**WHAT IS ASKED:** Repeat the whole listing exactly.

**Data items:**
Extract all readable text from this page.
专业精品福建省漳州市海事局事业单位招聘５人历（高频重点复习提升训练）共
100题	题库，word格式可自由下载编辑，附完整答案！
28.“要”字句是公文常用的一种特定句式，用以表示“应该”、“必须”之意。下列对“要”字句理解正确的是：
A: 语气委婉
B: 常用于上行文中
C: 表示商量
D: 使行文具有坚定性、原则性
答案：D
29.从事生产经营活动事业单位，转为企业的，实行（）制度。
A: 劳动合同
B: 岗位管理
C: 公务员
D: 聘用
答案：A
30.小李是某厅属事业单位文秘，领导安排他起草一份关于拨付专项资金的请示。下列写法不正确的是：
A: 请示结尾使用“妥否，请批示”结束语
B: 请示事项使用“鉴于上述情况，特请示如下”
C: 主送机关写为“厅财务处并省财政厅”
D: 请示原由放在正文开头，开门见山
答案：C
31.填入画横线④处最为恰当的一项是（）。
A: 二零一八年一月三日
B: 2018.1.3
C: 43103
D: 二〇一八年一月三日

**PROBLEM SOLUTION:**
Extract all readable text from this page.
专业精品福建省漳州市海事局事业单位招聘５人历（高频重点复习提升训练）共
100题	题库，word格式可自由下载编辑，附完整答案！
28.“要”字句是公文常用的一种特定句式，用以表示“应该”、“必须”之意。下列对“要”字句理解正确的是：
A: 语气委婉
B: 常用于上行文中
C: 表示商量
D: 使行文具有坚定性、原则性
答案：D
29.从事生产经营活动事业单位，转为企业的，实行（）制度。
A: 劳动合同
B: 岗位管理
C: 公务员
D: 聘用
答案：A
30.小李是某厅属事业单位文秘，领导安排他起草一份关于拨付专项资金的请示。下列写法不正确的是：
A: 请示结尾使用“妥否，请批示”结束语
B: 请示事项使用“鉴于上述情况，特请示如下”
C: 主送机关写为“厅财务处并省财政厅”
D: 请示原由放在正文开头，开门见山
答案：C
31.填入画横线④处最为恰当的一项是（）。
A: 二零一八年一月三日
B: 2018.1.3
C: 43103
D: 二〇一八年一月三日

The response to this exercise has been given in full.